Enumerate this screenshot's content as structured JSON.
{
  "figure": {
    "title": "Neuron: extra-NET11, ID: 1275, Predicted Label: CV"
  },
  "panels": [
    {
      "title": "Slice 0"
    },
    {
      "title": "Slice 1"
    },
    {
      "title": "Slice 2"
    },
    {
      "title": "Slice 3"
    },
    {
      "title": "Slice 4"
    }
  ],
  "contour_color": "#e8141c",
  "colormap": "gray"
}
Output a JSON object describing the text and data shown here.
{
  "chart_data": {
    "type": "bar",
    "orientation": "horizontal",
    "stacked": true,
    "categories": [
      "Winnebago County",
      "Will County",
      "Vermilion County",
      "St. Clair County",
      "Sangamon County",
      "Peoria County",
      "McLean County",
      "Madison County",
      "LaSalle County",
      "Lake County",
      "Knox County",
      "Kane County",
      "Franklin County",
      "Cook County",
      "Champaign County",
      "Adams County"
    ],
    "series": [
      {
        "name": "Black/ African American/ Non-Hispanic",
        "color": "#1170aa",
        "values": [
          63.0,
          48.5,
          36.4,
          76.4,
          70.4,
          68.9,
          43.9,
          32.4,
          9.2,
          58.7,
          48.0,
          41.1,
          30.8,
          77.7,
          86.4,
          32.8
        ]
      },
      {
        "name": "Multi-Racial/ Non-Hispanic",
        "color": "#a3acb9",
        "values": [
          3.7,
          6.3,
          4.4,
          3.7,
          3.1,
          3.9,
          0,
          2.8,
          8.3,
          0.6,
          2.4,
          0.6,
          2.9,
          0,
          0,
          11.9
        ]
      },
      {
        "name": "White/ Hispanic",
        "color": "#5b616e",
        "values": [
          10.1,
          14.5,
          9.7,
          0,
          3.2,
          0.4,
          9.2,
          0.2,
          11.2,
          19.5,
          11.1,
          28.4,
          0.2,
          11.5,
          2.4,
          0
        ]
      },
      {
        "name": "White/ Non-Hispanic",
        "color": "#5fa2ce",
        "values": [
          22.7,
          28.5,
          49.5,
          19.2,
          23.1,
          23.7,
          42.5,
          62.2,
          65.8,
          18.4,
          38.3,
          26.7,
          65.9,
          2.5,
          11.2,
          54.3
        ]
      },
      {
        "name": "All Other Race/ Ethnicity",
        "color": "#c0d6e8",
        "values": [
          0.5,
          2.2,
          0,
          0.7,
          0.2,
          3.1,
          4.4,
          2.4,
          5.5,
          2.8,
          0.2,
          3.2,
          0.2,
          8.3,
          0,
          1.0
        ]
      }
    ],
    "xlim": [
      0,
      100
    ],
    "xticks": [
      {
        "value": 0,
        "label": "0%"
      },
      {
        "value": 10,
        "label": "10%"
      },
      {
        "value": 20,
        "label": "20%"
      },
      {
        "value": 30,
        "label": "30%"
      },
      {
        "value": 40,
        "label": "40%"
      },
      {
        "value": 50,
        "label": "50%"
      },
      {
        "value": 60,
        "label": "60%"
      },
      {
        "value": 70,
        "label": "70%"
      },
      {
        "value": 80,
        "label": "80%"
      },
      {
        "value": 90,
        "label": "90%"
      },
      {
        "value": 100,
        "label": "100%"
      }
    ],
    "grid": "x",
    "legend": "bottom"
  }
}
------------------------------------------------------------
### Goal of the exercise
Search the entries for the word "Slice", then gather every line that has it.

### Solution to this exercise
      "title": "Slice 0"
      "title": "Slice 1"
      "title": "Slice 2"
      "title": "Slice 3"
      "title": "Slice 4"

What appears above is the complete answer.